Problem description.
Look through the entries below and report how many lines hold the string "JSON". Only the number is wanted.

Stored data.
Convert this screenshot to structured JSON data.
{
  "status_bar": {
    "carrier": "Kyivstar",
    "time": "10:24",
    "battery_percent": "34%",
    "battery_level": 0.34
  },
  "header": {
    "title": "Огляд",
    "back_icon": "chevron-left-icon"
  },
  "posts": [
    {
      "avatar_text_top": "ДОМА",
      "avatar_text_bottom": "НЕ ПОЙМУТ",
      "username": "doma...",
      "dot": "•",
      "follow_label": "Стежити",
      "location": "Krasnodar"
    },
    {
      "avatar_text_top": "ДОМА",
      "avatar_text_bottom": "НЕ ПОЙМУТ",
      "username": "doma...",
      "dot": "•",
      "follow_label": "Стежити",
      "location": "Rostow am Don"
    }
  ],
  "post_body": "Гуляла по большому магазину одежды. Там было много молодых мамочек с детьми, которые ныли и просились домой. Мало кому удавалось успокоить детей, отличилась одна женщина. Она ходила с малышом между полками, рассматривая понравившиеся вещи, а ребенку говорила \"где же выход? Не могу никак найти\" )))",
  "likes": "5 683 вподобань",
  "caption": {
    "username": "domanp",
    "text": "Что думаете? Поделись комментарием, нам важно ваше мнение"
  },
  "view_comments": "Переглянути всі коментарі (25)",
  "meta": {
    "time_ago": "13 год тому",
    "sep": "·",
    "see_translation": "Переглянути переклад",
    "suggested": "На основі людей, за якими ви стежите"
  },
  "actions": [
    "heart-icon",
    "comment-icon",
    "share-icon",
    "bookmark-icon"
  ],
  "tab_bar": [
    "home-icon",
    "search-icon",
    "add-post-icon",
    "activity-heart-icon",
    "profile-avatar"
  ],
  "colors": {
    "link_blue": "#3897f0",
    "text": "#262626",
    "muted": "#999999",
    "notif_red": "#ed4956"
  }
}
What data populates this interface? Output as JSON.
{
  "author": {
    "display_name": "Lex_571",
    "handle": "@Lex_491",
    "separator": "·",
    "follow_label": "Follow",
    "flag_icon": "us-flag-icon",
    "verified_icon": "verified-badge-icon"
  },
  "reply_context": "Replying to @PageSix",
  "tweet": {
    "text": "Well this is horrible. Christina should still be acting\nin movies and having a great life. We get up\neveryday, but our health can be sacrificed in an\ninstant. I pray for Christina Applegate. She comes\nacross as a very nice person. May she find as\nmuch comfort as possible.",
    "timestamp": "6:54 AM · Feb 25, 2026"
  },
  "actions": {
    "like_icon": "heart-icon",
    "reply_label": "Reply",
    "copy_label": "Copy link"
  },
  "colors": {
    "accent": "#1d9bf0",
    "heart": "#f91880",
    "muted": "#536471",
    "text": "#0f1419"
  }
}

Right answer.
2